(Recorded data)
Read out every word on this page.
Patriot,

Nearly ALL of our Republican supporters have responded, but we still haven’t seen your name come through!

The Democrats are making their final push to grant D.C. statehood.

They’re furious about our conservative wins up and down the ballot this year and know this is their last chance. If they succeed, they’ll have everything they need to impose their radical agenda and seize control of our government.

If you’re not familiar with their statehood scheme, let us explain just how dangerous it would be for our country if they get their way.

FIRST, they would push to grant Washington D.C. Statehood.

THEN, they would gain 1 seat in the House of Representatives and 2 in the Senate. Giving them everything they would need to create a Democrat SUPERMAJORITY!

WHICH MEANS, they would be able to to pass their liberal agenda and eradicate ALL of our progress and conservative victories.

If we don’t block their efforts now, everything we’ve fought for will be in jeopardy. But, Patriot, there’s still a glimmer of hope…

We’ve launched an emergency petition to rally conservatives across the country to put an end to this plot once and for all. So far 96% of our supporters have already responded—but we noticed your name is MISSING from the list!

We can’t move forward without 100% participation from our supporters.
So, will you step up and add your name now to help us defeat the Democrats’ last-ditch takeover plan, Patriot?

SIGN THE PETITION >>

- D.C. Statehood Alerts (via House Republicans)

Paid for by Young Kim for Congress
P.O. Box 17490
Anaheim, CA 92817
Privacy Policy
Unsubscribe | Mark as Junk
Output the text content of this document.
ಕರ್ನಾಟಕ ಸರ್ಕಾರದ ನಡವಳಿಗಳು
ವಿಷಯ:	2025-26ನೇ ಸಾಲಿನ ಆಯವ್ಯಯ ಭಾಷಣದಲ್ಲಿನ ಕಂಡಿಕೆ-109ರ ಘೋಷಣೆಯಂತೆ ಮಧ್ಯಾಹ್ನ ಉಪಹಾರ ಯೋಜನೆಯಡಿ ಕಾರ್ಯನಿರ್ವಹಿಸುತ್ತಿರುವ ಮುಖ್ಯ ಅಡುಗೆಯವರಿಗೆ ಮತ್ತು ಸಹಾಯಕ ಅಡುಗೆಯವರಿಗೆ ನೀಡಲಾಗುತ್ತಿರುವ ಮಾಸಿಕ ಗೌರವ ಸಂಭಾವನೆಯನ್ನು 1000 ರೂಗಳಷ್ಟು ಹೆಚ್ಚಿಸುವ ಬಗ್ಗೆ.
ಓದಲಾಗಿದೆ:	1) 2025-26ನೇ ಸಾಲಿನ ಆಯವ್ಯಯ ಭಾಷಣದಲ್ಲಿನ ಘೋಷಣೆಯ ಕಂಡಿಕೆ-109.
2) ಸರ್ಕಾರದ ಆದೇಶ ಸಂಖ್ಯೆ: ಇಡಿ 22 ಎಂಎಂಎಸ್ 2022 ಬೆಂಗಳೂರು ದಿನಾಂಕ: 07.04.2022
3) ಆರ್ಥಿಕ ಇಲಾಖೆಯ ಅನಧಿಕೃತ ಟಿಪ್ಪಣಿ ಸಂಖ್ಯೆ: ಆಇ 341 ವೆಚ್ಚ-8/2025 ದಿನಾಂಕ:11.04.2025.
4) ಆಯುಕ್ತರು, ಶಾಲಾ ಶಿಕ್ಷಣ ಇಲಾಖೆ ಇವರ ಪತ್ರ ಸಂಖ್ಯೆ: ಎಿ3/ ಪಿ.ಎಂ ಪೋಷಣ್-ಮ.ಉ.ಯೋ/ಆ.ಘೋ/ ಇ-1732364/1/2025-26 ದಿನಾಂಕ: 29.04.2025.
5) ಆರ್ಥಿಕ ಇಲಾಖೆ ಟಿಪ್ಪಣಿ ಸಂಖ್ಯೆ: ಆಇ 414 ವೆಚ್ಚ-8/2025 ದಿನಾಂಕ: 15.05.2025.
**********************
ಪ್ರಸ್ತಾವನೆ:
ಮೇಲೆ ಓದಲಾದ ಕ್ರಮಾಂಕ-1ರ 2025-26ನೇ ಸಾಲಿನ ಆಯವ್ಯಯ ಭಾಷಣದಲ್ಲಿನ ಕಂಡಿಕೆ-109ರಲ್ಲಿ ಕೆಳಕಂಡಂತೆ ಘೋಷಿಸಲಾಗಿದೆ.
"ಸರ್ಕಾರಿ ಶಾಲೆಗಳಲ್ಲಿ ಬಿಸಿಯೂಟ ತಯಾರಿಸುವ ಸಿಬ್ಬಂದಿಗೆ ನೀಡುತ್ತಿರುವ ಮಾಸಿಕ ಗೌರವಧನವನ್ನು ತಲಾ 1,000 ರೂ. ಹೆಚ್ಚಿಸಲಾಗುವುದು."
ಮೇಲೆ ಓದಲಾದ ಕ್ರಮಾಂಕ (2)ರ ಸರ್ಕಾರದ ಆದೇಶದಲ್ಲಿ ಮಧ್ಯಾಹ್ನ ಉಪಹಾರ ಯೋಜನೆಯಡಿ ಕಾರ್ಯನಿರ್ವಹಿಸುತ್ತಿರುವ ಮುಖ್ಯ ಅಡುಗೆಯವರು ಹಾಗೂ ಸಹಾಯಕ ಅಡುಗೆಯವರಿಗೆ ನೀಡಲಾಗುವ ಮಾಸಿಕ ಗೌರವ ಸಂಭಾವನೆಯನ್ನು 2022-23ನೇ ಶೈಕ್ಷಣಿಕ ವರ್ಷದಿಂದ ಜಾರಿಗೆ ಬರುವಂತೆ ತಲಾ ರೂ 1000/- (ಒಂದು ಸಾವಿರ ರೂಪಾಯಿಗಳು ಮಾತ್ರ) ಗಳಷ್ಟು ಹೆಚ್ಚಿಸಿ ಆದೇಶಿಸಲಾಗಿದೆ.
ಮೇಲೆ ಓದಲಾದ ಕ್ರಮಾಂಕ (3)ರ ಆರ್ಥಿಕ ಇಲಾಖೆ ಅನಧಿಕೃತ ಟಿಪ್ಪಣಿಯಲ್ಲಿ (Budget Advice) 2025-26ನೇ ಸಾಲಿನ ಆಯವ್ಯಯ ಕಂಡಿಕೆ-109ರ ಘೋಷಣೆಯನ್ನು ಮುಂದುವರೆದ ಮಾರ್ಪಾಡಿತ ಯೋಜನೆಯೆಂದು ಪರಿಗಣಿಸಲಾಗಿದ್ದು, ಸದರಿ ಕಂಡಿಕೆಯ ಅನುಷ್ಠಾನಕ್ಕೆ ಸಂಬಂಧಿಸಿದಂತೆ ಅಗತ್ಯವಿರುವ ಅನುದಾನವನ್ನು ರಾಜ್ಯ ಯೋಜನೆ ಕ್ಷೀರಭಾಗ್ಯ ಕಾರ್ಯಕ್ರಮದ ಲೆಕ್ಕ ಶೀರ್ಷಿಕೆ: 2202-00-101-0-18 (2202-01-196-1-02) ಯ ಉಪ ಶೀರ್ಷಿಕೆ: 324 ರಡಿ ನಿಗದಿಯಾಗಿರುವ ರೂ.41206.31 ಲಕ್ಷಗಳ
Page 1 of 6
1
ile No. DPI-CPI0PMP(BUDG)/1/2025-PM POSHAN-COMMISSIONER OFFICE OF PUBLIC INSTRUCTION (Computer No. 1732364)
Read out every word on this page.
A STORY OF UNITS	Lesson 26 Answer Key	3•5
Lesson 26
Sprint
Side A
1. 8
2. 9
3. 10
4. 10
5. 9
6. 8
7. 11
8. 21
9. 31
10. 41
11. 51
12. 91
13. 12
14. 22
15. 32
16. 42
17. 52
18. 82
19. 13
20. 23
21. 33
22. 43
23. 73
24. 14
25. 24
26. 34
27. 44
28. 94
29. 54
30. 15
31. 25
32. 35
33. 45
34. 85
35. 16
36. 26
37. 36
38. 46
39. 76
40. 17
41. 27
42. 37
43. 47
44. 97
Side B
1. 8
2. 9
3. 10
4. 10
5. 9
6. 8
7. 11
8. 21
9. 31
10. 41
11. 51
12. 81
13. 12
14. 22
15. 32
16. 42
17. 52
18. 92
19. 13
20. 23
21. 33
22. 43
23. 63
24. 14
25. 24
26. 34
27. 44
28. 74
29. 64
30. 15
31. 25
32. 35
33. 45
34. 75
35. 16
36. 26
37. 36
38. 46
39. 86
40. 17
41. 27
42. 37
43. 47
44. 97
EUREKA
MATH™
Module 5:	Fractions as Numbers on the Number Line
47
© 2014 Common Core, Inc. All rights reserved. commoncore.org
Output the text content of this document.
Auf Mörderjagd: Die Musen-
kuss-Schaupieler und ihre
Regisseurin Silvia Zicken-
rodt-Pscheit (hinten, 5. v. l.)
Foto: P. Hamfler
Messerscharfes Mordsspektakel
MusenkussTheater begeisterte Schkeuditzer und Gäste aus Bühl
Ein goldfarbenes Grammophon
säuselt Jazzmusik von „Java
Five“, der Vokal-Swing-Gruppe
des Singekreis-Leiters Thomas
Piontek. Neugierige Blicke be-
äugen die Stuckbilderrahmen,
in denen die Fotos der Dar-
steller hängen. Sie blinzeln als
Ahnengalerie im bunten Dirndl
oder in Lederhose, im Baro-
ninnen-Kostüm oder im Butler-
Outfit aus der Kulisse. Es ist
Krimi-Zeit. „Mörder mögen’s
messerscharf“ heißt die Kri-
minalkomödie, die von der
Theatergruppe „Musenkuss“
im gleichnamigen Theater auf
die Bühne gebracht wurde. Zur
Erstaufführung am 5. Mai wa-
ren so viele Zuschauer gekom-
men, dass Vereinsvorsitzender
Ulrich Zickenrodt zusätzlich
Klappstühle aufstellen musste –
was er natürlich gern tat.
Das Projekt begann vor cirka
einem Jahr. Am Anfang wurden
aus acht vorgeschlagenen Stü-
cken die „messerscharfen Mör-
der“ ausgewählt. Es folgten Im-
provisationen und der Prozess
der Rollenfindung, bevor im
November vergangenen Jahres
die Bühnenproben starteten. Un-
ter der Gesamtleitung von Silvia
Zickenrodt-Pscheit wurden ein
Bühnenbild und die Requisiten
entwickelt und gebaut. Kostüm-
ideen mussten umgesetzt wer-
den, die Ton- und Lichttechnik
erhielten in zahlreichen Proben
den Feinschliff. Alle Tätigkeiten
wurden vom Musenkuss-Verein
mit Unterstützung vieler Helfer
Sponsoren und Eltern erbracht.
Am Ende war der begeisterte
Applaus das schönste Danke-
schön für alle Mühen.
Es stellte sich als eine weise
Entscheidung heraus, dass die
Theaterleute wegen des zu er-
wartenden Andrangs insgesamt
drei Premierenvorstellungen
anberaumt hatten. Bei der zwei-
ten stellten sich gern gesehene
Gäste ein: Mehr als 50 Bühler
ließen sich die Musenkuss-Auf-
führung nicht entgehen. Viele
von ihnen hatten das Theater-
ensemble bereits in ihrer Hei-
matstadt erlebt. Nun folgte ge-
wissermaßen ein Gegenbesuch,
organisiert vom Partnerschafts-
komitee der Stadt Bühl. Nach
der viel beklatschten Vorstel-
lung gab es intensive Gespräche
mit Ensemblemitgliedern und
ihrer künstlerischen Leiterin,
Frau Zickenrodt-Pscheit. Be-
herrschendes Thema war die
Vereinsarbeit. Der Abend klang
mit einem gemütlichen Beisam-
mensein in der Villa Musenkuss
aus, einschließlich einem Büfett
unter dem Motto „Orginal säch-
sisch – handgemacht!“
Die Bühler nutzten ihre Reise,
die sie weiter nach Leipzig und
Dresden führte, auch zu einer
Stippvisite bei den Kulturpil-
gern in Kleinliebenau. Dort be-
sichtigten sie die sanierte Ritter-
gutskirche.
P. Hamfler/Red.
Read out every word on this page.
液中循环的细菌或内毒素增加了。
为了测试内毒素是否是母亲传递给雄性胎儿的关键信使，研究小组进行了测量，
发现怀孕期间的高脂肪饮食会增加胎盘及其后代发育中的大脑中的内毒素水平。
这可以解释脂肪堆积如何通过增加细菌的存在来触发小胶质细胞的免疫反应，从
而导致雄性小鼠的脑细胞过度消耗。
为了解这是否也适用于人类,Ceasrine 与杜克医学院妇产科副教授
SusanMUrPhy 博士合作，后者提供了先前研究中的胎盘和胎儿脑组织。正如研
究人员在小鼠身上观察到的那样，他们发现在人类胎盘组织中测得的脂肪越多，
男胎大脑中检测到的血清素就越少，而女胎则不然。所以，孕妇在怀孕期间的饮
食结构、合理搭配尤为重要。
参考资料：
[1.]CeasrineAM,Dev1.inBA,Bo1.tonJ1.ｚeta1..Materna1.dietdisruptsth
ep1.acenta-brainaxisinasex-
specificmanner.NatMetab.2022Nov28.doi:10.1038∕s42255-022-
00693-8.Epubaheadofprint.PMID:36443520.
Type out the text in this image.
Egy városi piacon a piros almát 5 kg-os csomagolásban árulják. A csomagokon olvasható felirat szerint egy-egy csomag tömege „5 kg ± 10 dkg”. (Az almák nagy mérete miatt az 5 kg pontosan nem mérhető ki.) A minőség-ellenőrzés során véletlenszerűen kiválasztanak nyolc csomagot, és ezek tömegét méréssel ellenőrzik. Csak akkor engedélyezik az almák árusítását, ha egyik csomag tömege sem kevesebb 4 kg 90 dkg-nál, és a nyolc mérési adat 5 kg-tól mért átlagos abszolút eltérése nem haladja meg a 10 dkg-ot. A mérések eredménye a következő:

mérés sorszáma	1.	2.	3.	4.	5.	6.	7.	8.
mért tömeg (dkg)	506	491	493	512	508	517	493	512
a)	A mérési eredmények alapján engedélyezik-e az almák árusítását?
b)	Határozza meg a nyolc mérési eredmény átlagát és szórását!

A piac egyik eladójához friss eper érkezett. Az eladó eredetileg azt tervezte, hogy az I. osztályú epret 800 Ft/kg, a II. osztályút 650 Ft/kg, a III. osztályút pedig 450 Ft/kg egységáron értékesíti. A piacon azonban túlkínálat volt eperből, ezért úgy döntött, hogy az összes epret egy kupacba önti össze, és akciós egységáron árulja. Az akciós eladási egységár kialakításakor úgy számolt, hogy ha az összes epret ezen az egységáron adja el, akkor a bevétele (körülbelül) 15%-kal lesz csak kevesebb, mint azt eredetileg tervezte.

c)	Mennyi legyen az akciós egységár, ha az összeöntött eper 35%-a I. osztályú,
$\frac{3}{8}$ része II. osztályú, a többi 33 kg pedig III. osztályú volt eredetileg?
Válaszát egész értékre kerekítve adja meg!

**PROBLEM TO WORK ON**
Pull every line containing "volt" out of the records.

**EXERCISE RESULT**
A piac egyik eladójához friss eper érkezett. Az eladó eredetileg azt tervezte, hogy az I. osztályú epret 800 Ft/kg, a II. osztályút 650 Ft/kg, a III. osztályút pedig 450 Ft/kg egységáron értékesíti. A piacon azonban túlkínálat volt eperből, ezért úgy döntött, hogy az összes epret egy kupacba önti össze, és akciós egységáron árulja. Az akciós eladási egységár kialakításakor úgy számolt, hogy ha az összes epret ezen az egységáron adja el, akkor a bevétele (körülbelül) 15%-kal lesz csak kevesebb, mint azt eredetileg tervezte.
$\frac{3}{8}$ része II. osztályú, a többi 33 kg pedig III. osztályú volt eredetileg?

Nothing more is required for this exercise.